# THE DATA start
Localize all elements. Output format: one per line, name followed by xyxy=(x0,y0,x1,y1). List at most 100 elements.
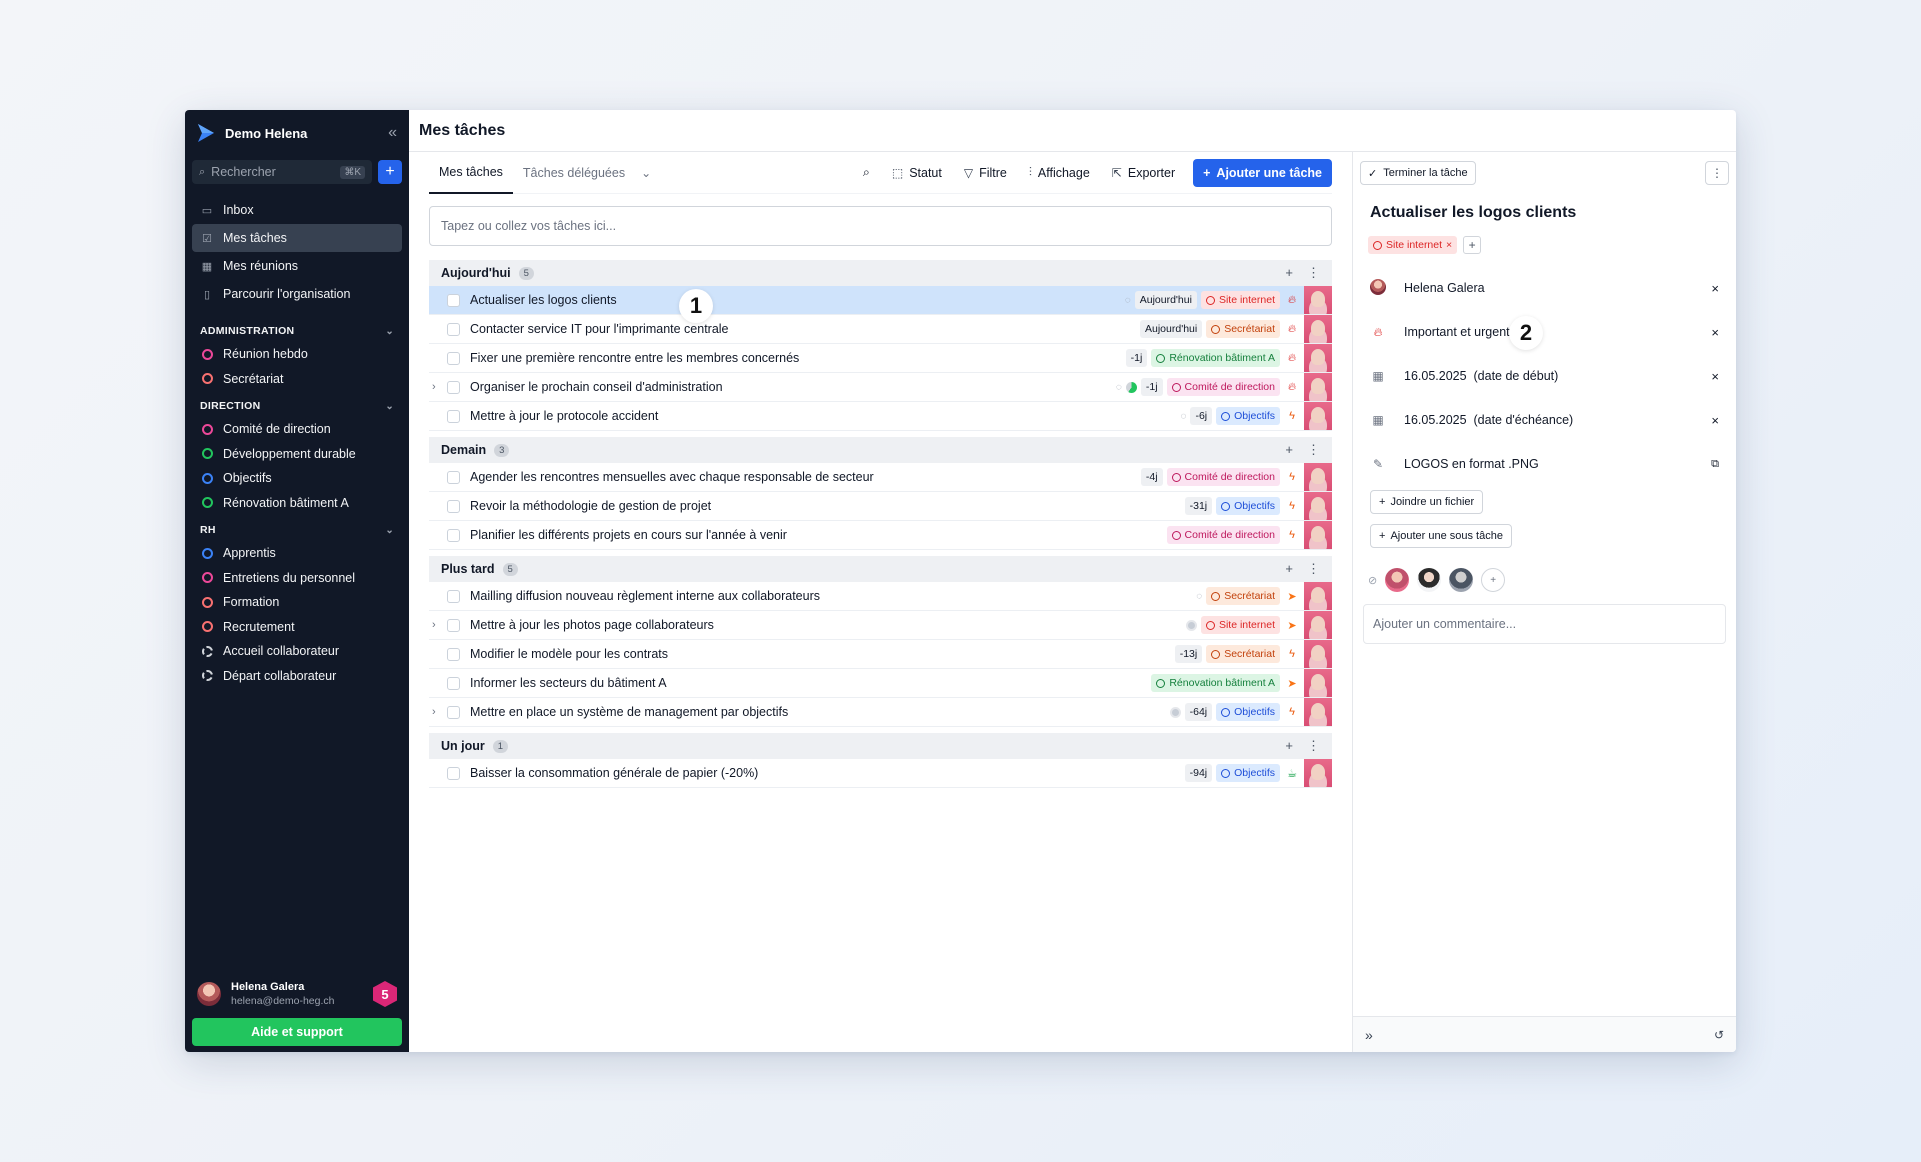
attach-file-button[interactable]: + Joindre un fichier xyxy=(1370,490,1484,514)
notification-badge[interactable]: 5 xyxy=(373,981,397,1007)
sidebar-item-team[interactable]: Formation xyxy=(192,590,402,615)
table-row[interactable]: Contacter service IT pour l'imprimante c… xyxy=(429,315,1332,344)
tag-chip[interactable]: Comité de direction xyxy=(1166,378,1280,396)
task-title[interactable]: Contacter service IT pour l'imprimante c… xyxy=(470,322,729,336)
plus-icon[interactable]: + xyxy=(1285,738,1293,754)
fire-icon[interactable]: 🔥︎ xyxy=(1284,352,1300,365)
chevron-down-icon[interactable]: ⌄ xyxy=(641,166,651,180)
avatar[interactable] xyxy=(1304,521,1332,549)
avatar[interactable] xyxy=(1417,568,1442,592)
add-follower-icon[interactable]: + xyxy=(1481,568,1506,592)
due-badge[interactable]: -64j xyxy=(1184,703,1213,721)
bolt-icon[interactable]: ϟ xyxy=(1284,471,1300,483)
tag-chip[interactable]: Comité de direction xyxy=(1166,468,1280,486)
bolt-icon[interactable]: ϟ xyxy=(1284,500,1300,512)
task-checkbox[interactable] xyxy=(447,528,460,542)
affichage-button[interactable]: ⫶ Affichage xyxy=(1019,159,1100,187)
chevron-down-icon[interactable]: ⌄ xyxy=(385,326,394,337)
link-row[interactable]: ✎ LOGOS en format .PNG ⧉ xyxy=(1353,442,1736,486)
task-checkbox[interactable] xyxy=(447,322,460,336)
task-title[interactable]: Mailling diffusion nouveau règlement int… xyxy=(470,589,820,603)
comment-input[interactable]: Ajouter un commentaire... xyxy=(1363,604,1726,644)
table-row[interactable]: Modifier le modèle pour les contrats -13j… xyxy=(429,640,1332,669)
sidebar-item-team[interactable]: Développement durable xyxy=(192,442,402,467)
task-title[interactable]: Fixer une première rencontre entre les m… xyxy=(470,351,799,365)
sidebar-item-0[interactable]: ▭ Inbox xyxy=(192,196,402,224)
task-title[interactable]: Modifier le modèle pour les contrats xyxy=(470,647,668,661)
due-badge[interactable]: Aujourd'hui xyxy=(1134,291,1197,309)
table-row[interactable]: › Organiser le prochain conseil d'adminis… xyxy=(429,373,1332,402)
add-task-button[interactable]: + Ajouter une tâche xyxy=(1193,158,1332,187)
sidebar-section-header[interactable]: RH ⌄ xyxy=(185,519,409,541)
external-link-icon[interactable]: ⧉ xyxy=(1711,458,1719,471)
tag-chip[interactable]: Secrétariat xyxy=(1206,645,1280,663)
exporter-button[interactable]: ⇱ Exporter xyxy=(1102,159,1185,187)
task-checkbox[interactable] xyxy=(447,351,460,365)
tag-chip[interactable]: Secrétariat xyxy=(1206,320,1280,338)
quick-add-input[interactable]: Tapez ou collez vos tâches ici... xyxy=(429,206,1332,246)
plus-icon[interactable]: + xyxy=(1285,442,1293,458)
table-row[interactable]: Mailling diffusion nouveau règlement int… xyxy=(429,582,1332,611)
group-header[interactable]: Aujourd'hui 5 + ⋮ xyxy=(429,260,1332,286)
due-badge[interactable]: -31j xyxy=(1184,497,1213,515)
expand-panel-icon[interactable]: » xyxy=(1365,1027,1373,1043)
bolt-icon[interactable]: ϟ xyxy=(1284,706,1300,718)
task-title[interactable]: Actualiser les logos clients xyxy=(470,293,617,307)
assignee-row[interactable]: Helena Galera × xyxy=(1353,266,1736,310)
task-checkbox[interactable] xyxy=(447,499,460,513)
table-row[interactable]: Informer les secteurs du bâtiment A Rénov… xyxy=(429,669,1332,698)
table-row[interactable]: Fixer une première rencontre entre les m… xyxy=(429,344,1332,373)
sidebar-item-team[interactable]: Départ collaborateur xyxy=(192,664,402,689)
fire-icon[interactable]: 🔥︎ xyxy=(1284,323,1300,336)
chevron-down-icon[interactable]: ⌄ xyxy=(385,525,394,536)
more-options-icon[interactable]: ⋮ xyxy=(1705,161,1729,185)
avatar[interactable] xyxy=(1304,344,1332,372)
finish-task-button[interactable]: ✓ Terminer la tâche xyxy=(1360,161,1476,185)
task-checkbox[interactable] xyxy=(447,589,460,603)
tag-chip[interactable]: Rénovation bâtiment A xyxy=(1151,674,1280,692)
more-options-icon[interactable]: ⋮ xyxy=(1307,561,1320,577)
due-badge[interactable]: -1j xyxy=(1140,378,1163,396)
table-row[interactable]: Revoir la méthodologie de gestion de pro… xyxy=(429,492,1332,521)
more-options-icon[interactable]: ⋮ xyxy=(1307,442,1320,458)
tag-chip[interactable]: Objectifs xyxy=(1216,764,1280,782)
sidebar-section-header[interactable]: DIRECTION ⌄ xyxy=(185,395,409,417)
table-row[interactable]: › Mettre en place un système de managemen… xyxy=(429,698,1332,727)
sidebar-item-1[interactable]: ☑ Mes tâches xyxy=(192,224,402,252)
task-title[interactable]: Actualiser les logos clients xyxy=(1353,194,1736,222)
chevron-down-icon[interactable]: ⌄ xyxy=(385,401,394,412)
tag-chip[interactable]: Comité de direction xyxy=(1166,526,1280,544)
task-title[interactable]: Planifier les différents projets en cour… xyxy=(470,528,787,542)
table-row[interactable]: Baisser la consommation générale de papi… xyxy=(429,759,1332,788)
sidebar-item-team[interactable]: Rénovation bâtiment A xyxy=(192,491,402,516)
plus-icon[interactable]: + xyxy=(1285,561,1293,577)
remove-assignee-icon[interactable]: × xyxy=(1711,281,1719,296)
chevron-right-icon[interactable]: › xyxy=(432,706,436,718)
group-header[interactable]: Plus tard 5 + ⋮ xyxy=(429,556,1332,582)
avatar[interactable] xyxy=(1304,640,1332,668)
fire-icon[interactable]: 🔥︎ xyxy=(1284,294,1300,307)
sidebar-item-2[interactable]: ▦ Mes réunions xyxy=(192,252,402,280)
task-title[interactable]: Mettre en place un système de management… xyxy=(470,705,788,719)
table-row[interactable]: Agender les rencontres mensuelles avec c… xyxy=(429,463,1332,492)
add-tag-button[interactable]: + xyxy=(1463,236,1482,254)
task-title[interactable]: Informer les secteurs du bâtiment A xyxy=(470,676,667,690)
due-badge[interactable]: Aujourd'hui xyxy=(1140,320,1203,338)
history-icon[interactable]: ↺ xyxy=(1714,1028,1724,1042)
remove-tag-icon[interactable]: × xyxy=(1446,239,1452,251)
tag-chip[interactable]: Rénovation bâtiment A xyxy=(1151,349,1280,367)
task-title[interactable]: Baisser la consommation générale de papi… xyxy=(470,766,758,780)
bolt-icon[interactable]: ϟ xyxy=(1284,529,1300,541)
due-date-row[interactable]: ▦ 16.05.2025 (date d'échéance) × xyxy=(1353,398,1736,442)
chevron-right-icon[interactable]: › xyxy=(432,381,436,393)
avatar[interactable] xyxy=(1304,315,1332,343)
task-checkbox[interactable] xyxy=(447,470,460,484)
task-title[interactable]: Mettre à jour les photos page collaborat… xyxy=(470,618,714,632)
send-icon[interactable]: ➤ xyxy=(1284,677,1300,690)
bolt-icon[interactable]: ϟ xyxy=(1284,410,1300,422)
avatar[interactable] xyxy=(1385,568,1410,592)
avatar[interactable] xyxy=(1304,582,1332,610)
plus-icon[interactable]: + xyxy=(1285,265,1293,281)
more-options-icon[interactable]: ⋮ xyxy=(1307,265,1320,281)
avatar[interactable] xyxy=(1304,669,1332,697)
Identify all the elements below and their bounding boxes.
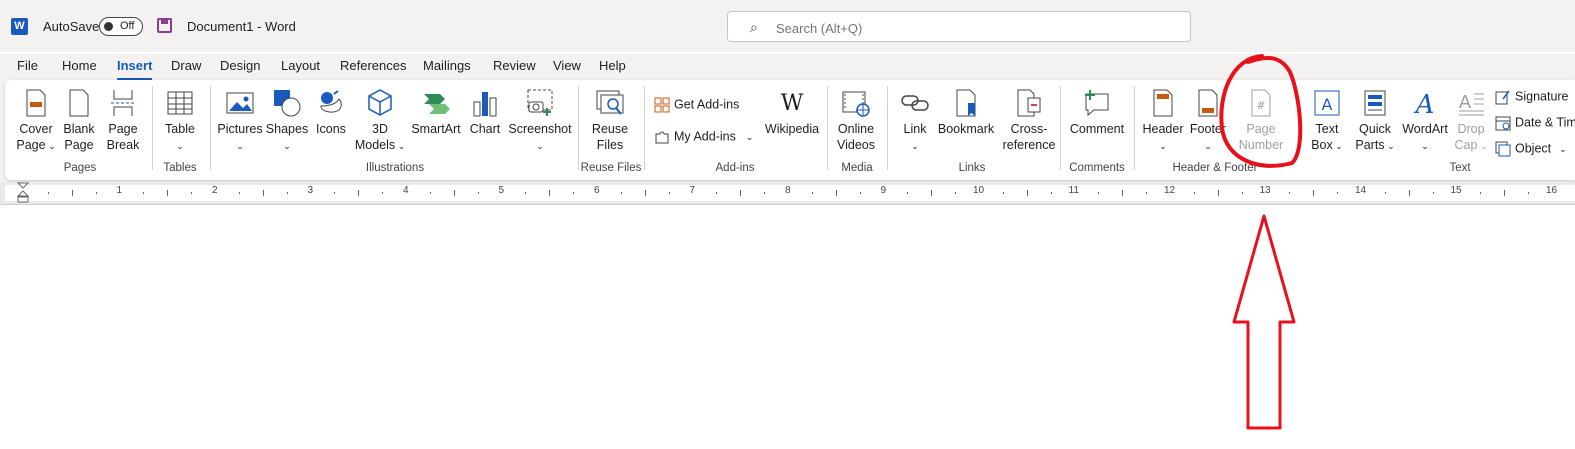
annotation-overlay [1219,54,1303,430]
annotation-arrow [1232,214,1296,430]
annotation-circle [1219,54,1303,168]
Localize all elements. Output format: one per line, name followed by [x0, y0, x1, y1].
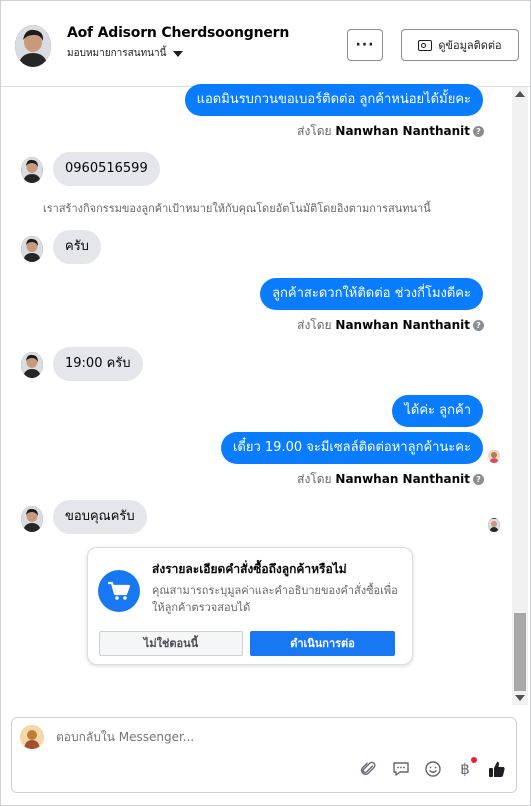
help-icon[interactable]: ?: [473, 126, 484, 137]
customer-avatar[interactable]: [15, 25, 51, 67]
order-details-suggestion-card: ส่งรายละเอียดคำสั่งซื้อถึงลูกค้าหรือไม่ …: [87, 547, 413, 665]
scroll-up-arrow-icon[interactable]: [515, 91, 525, 97]
reply-input[interactable]: [56, 730, 436, 744]
customer-avatar-small: [21, 352, 43, 378]
attach-icon[interactable]: [360, 760, 378, 778]
outgoing-message[interactable]: ลูกค้าสะดวกให้ติดต่อ ช่วงกี่โมงดีคะ: [260, 278, 483, 310]
view-contact-label: ดูข้อมูลติดต่อ: [438, 39, 502, 52]
continue-button[interactable]: ดำเนินการต่อ: [250, 631, 395, 656]
sent-by-label: ส่งโดย Nanwhan Nanthanit?: [297, 316, 484, 335]
contact-card-icon: [418, 39, 433, 51]
more-icon: ···: [355, 37, 375, 53]
sent-by-label: ส่งโดย Nanwhan Nanthanit?: [297, 122, 484, 141]
sent-by-prefix: ส่งโดย: [297, 124, 332, 138]
not-now-button[interactable]: ไม่ใช่ตอนนี้: [99, 631, 243, 656]
sent-by-label: ส่งโดย Nanwhan Nanthanit?: [297, 470, 484, 489]
scroll-down-arrow-icon[interactable]: [515, 695, 525, 701]
page-avatar: [20, 725, 44, 749]
incoming-message[interactable]: 0960516599: [53, 152, 160, 186]
chat-window: Aof Adisorn Cherdsoongnern มอบหมายการสนท…: [0, 0, 531, 806]
incoming-message[interactable]: ขอบคุณครับ: [53, 500, 147, 534]
thumbs-up-icon[interactable]: [488, 760, 506, 778]
outgoing-message[interactable]: ได้ค่ะ ลูกค้า: [392, 395, 483, 427]
customer-avatar-small: [21, 506, 43, 532]
more-options-button[interactable]: ···: [347, 29, 383, 61]
suggestion-title: ส่งรายละเอียดคำสั่งซื้อถึงลูกค้าหรือไม่: [152, 562, 347, 576]
help-icon[interactable]: ?: [473, 474, 484, 485]
outgoing-message[interactable]: เดี๋ยว 19.00 จะมีเซลล์ติดต่อหาลูกค้านะคะ: [220, 432, 483, 464]
caret-down-icon: [173, 50, 184, 57]
emoji-icon[interactable]: [424, 760, 442, 778]
assign-label: มอบหมายการสนทนานี้: [67, 48, 167, 59]
composer-area: ฿: [1, 705, 530, 805]
outgoing-message[interactable]: แอดมินรบกวนขอเบอร์ติดต่อ ลูกค้าหน่อยได้ม…: [184, 84, 483, 116]
baht-icon[interactable]: ฿: [456, 757, 477, 778]
incoming-message[interactable]: 19:00 ครับ: [53, 347, 143, 381]
customer-avatar-small: [21, 157, 43, 183]
composer-toolbar: ฿: [360, 757, 506, 778]
saved-reply-icon[interactable]: [392, 760, 410, 778]
cart-icon: [98, 570, 140, 612]
assign-conversation-dropdown[interactable]: มอบหมายการสนทนานี้: [67, 46, 184, 61]
suggestion-description: คุณสามารถระบุมูลค่าและคำอธิบายของคำสั่งซ…: [152, 584, 398, 614]
view-contact-button[interactable]: ดูข้อมูลติดต่อ: [401, 29, 519, 61]
reply-composer[interactable]: ฿: [11, 717, 517, 793]
sent-by-prefix: ส่งโดย: [297, 472, 332, 486]
notification-dot: [471, 757, 477, 763]
baht-symbol: ฿: [460, 760, 470, 778]
seen-indicator-avatar: [488, 449, 500, 463]
thread-scrollbar[interactable]: [512, 87, 528, 705]
sender-name: Nanwhan Nanthanit: [335, 472, 470, 486]
sender-name: Nanwhan Nanthanit: [335, 124, 470, 138]
seen-indicator-avatar: [488, 518, 500, 532]
customer-name: Aof Adisorn Cherdsoongnern: [67, 25, 290, 41]
help-icon[interactable]: ?: [473, 320, 484, 331]
message-thread: แอดมินรบกวนขอเบอร์ติดต่อ ลูกค้าหน่อยได้ม…: [1, 84, 512, 711]
sent-by-prefix: ส่งโดย: [297, 318, 332, 332]
incoming-message[interactable]: ครับ: [53, 230, 101, 264]
system-notice: เราสร้างกิจกรรมของลูกค้าเป้าหมายให้กับคุ…: [43, 202, 431, 215]
customer-avatar-small: [21, 236, 43, 262]
scrollbar-thumb[interactable]: [514, 613, 526, 691]
conversation-header: Aof Adisorn Cherdsoongnern มอบหมายการสนท…: [1, 1, 530, 87]
sender-name: Nanwhan Nanthanit: [335, 318, 470, 332]
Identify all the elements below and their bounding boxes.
# THE DATA end
* AIM OF THE TASK: Please duplicate the lines of the listing above without any change, beginning with the line that contains "annotation-overlay [1219,54,1303,430]" and stopping after the line that contains "y0, x1, y1].".

* SOLUTION TO THE PROBLEM:
annotation-overlay [1219,54,1303,430]
annotation-arrow [1232,214,1296,430]
annotation-circle [1219,54,1303,168]
Localize all elements. Output format: one per line, name followed by [x0, y0, x1, y1].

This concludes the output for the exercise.